● What the exercise asks
Pull out every line of the listing below where "heptahydrate" appears.

● Stored records
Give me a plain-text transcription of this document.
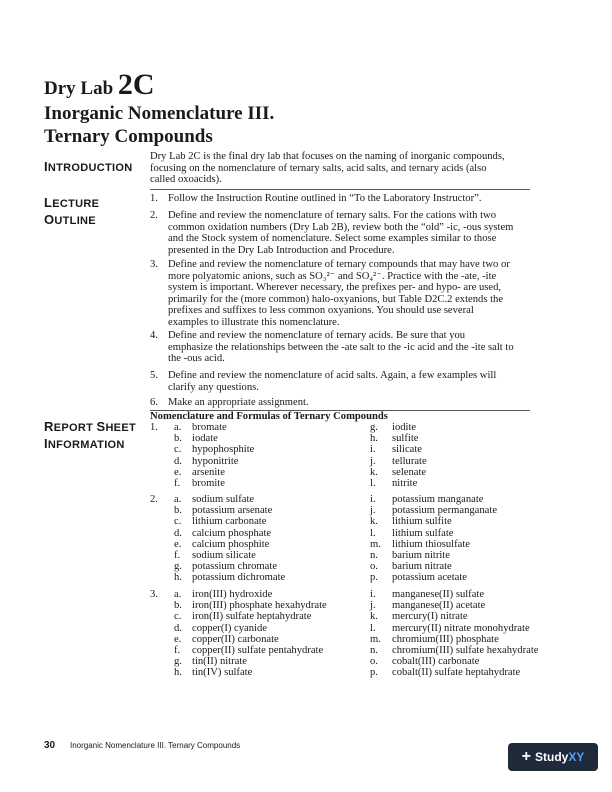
Dry Lab 2C
Inorganic Nomenclature III.
Ternary Compounds
INTRODUCTION
LECTURE
OUTLINE
REPORT SHEET
INFORMATION
Dry Lab 2C is the final dry lab that focuses on the naming of inorganic compounds,
focusing on the nomenclature of ternary salts, acid salts, and ternary acids (also
called oxoacids).
1. Follow the Instruction Routine outlined in “To the Laboratory Instructor”.
2. Define and review the nomenclature of ternary salts. For the cations with two
common oxidation numbers (Dry Lab 2B), review both the “old” -ic, -ous system
and the Stock system of nomenclature. Select some examples similar to those
presented in the Dry Lab Introduction and Procedure.
3. Define and review the nomenclature of ternary compounds that may have two or
more polyatomic anions, such as SO₃²⁻ and SO₄²⁻. Practice with the -ate, -ite
system is important. Wherever necessary, the prefixes per- and hypo- are used,
primarily for the (more common) halo-oxyanions, but Table D2C.2 extends the
prefixes and suffixes to less common oxyanions. You should use several
examples to illustrate this nomenclature.
4. Define and review the nomenclature of ternary acids. Be sure that you
emphasize the relationships between the -ate salt to the -ic acid and the -ite salt to
the -ous acid.
5. Define and review the nomenclature of acid salts. Again, a few examples will
clarify any questions.
6. Make an appropriate assignment.
Nomenclature and Formulas of Ternary Compounds
1. a. bromate
b. iodate
c. hypophosphite
d. hyponitrite
e. arsenite
f. bromite
g. iodite
h. sulfite
i. silicate
j. tellurate
k. selenate
l. nitrite
2. a. sodium sulfate
b. potassium arsenate
c. lithium carbonate
d. calcium phosphate
e. calcium phosphite
f. sodium silicate
g. potassium chromate
h. potassium dichromate
i. potassium manganate
j. potassium permanganate
k. lithium sulfite
l. lithium sulfate
m. lithium thiosulfate
n. barium nitrite
o. barium nitrate
p. potassium acetate
3. a. iron(III) hydroxide
b. iron(III) phosphate hexahydrate
c. iron(II) sulfate heptahydrate
d. copper(I) cyanide
e. copper(II) carbonate
f. copper(II) sulfate pentahydrate
g. tin(II) nitrate
h. tin(IV) sulfate
i. manganese(II) sulfate
j. manganese(II) acetate
k. mercury(I) nitrate
l. mercury(II) nitrate monohydrate
m. chromium(III) phosphate
n. chromium(III) sulfate hexahydrate
o. cobalt(III) carbonate
p. cobalt(II) sulfate heptahydrate
30 Inorganic Nomenclature III. Ternary Compounds
+ Study XY
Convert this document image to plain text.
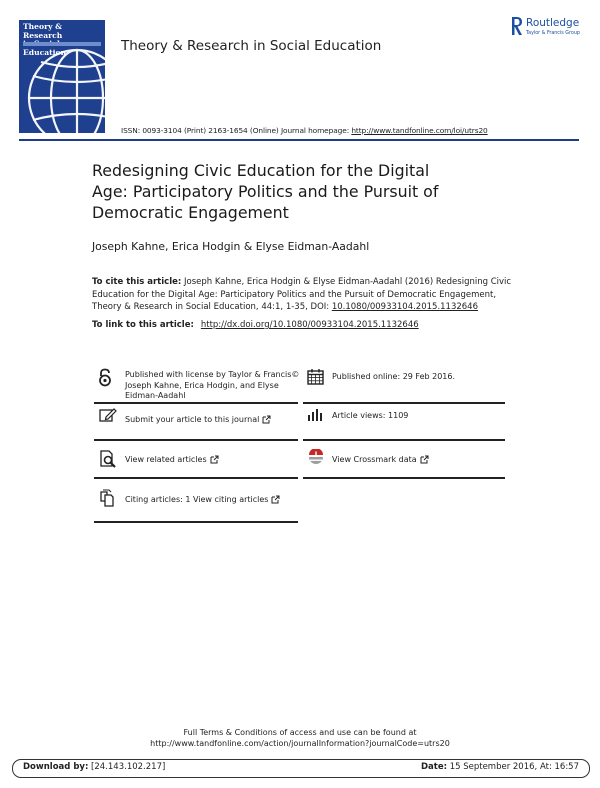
Theory & Research
Education	Theory & Research in Social Education
ISSN: 0093-3104 (Print) 2163-1654 (Online) Journal homepage: http://www.tandfonline.com/loi/utrs20
Routledge
Taylor & Francis Group
Redesigning Civic Education for the Digital
Age: Participatory Politics and the Pursuit of
Democratic Engagement
Joseph Kahne, Erica Hodgin & Elyse Eidman-Aadahl
To cite this article: Joseph Kahne, Erica Hodgin & Elyse Eidman-Aadahl (2016) Redesigning Civic Education for the Digital Age: Participatory Politics and the Pursuit of Democratic Engagement, Theory & Research in Social Education, 44:1, 1-35, DOI: 10.1080/00933104.2015.1132646
To link to this article: http://dx.doi.org/10.1080/00933104.2015.1132646
Published with license by Taylor & Francis©
Joseph Kahne, Erica Hodgin, and Elyse
Eidman-Aadahl
Published online: 29 Feb 2016.
Submit your article to this journal	Article views: 1109
View related articles	View Crossmark data
Citing articles: 1 View citing articles
Full Terms & Conditions of access and use can be found at
http://www.tandfonline.com/action/journalInformation?journalCode=utrs20
Download by: [24.143.102.217]	Date: 15 September 2016, At: 16:57
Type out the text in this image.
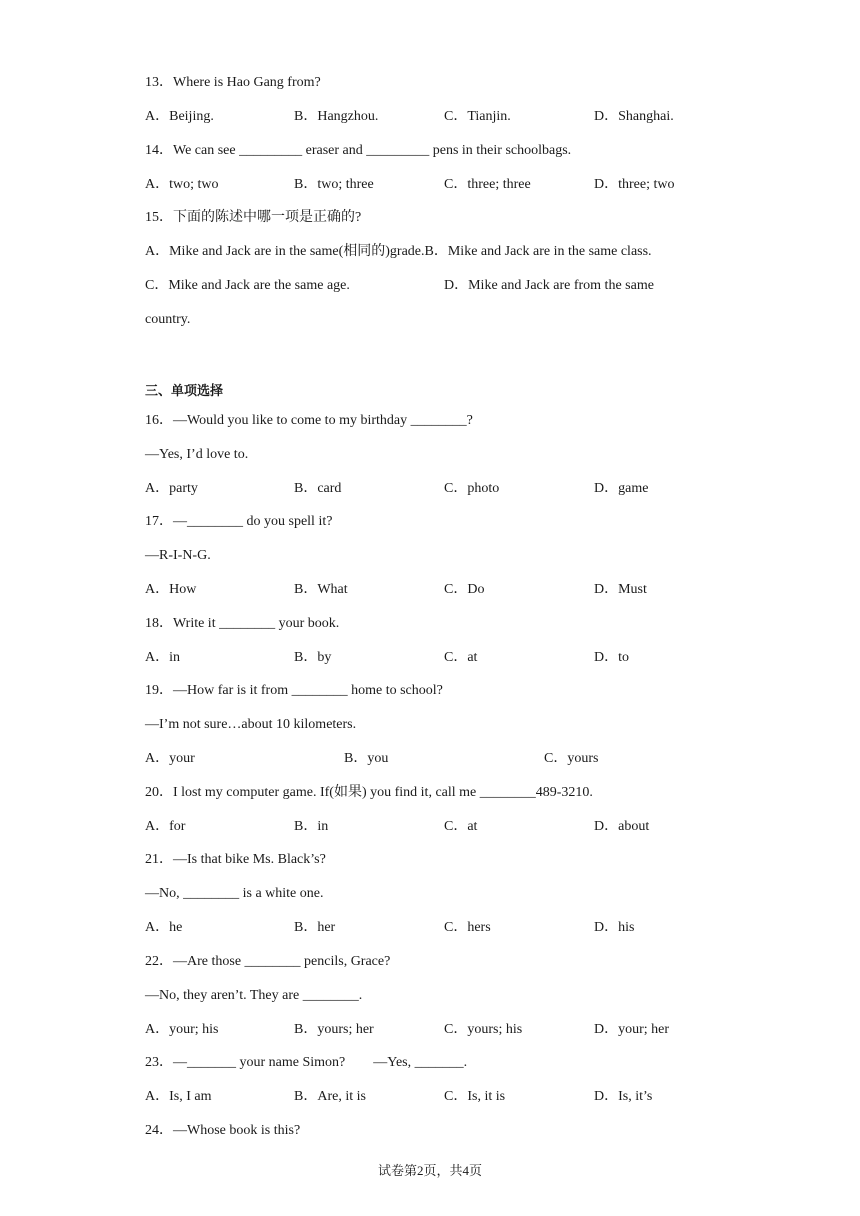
13．Where is Hao Gang from?
A．Beijing.	B．Hangzhou.	C．Tianjin.	D．Shanghai.
14．We can see _________ eraser and _________ pens in their schoolbags.
A．two; two	B．two; three	C．three; three	D．three; two
15．下面的陈述中哪一项是正确的?
A．Mike and Jack are in the same(相同的)grade.B．Mike and Jack are in the same class.
C．Mike and Jack are the same age.	D．Mike and Jack are from the same
country.
三、单项选择
16．—Would you like to come to my birthday ________?
—Yes, I’d love to.
A．party	B．card	C．photo	D．game
17．—________ do you spell it?
—R-I-N-G.
A．How	B．What	C．Do	D．Must
18．Write it ________ your book.
A．in	B．by	C．at	D．to
19．—How far is it from ________ home to school?
—I’m not sure…about 10 kilometers.
A．your	B．you	C．yours
20．I lost my computer game. If(如果) you find it, call me ________489-3210.
A．for	B．in	C．at	D．about
21．—Is that bike Ms. Black’s?
—No, ________ is a white one.
A．he	B．her	C．hers	D．his
22．—Are those ________ pencils, Grace?
—No, they aren’t. They are ________.
A．your; his	B．yours; her	C．yours; his	D．your; her
23．—_______ your name Simon?        —Yes, _______.
A．Is, I am	B．Are, it is	C．Is, it is	D．Is, it’s
24．—Whose book is this?
试卷第2页，共4页
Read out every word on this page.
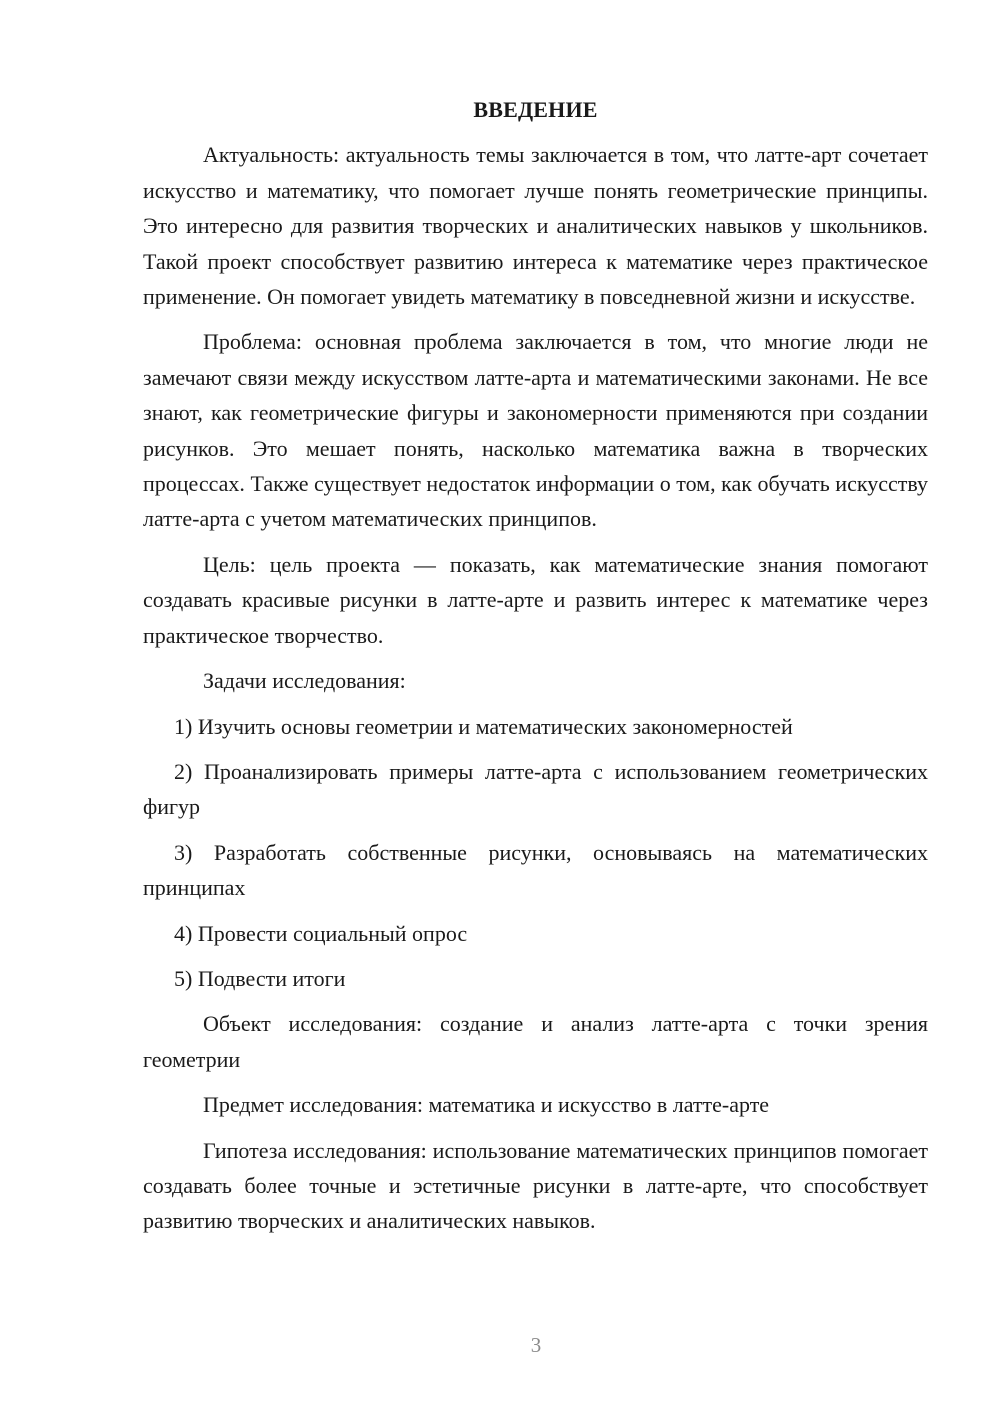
ВВЕДЕНИЕ

Актуальность: актуальность темы заключается в том, что латте-арт сочетает искусство и математику, что помогает лучше понять геометрические принципы. Это интересно для развития творческих и аналитических навыков у школьников. Такой проект способствует развитию интереса к математике через практическое применение. Он помогает увидеть математику в повседневной жизни и искусстве.

Проблема: основная проблема заключается в том, что многие люди не замечают связи между искусством латте-арта и математическими законами. Не все знают, как геометрические фигуры и закономерности применяются при создании рисунков. Это мешает понять, насколько математика важна в творческих процессах. Также существует недостаток информации о том, как обучать искусству латте-арта с учетом математических принципов.

Цель: цель проекта — показать, как математические знания помогают создавать красивые рисунки в латте-арте и развить интерес к математике через практическое творчество.

Задачи исследования:

1) Изучить основы геометрии и математических закономерностей

2) Проанализировать примеры латте-арта с использованием геометрических фигур

3) Разработать собственные рисунки, основываясь на математических принципах

4) Провести социальный опрос

5) Подвести итоги

Объект исследования: создание и анализ латте-арта с точки зрения геометрии

Предмет исследования: математика и искусство в латте-арте

Гипотеза исследования: использование математических принципов помогает создавать более точные и эстетичные рисунки в латте-арте, что способствует развитию творческих и аналитических навыков.

3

● Output below
c. iron(II) sulfate heptahydrate
p. cobalt(II) sulfate heptahydrate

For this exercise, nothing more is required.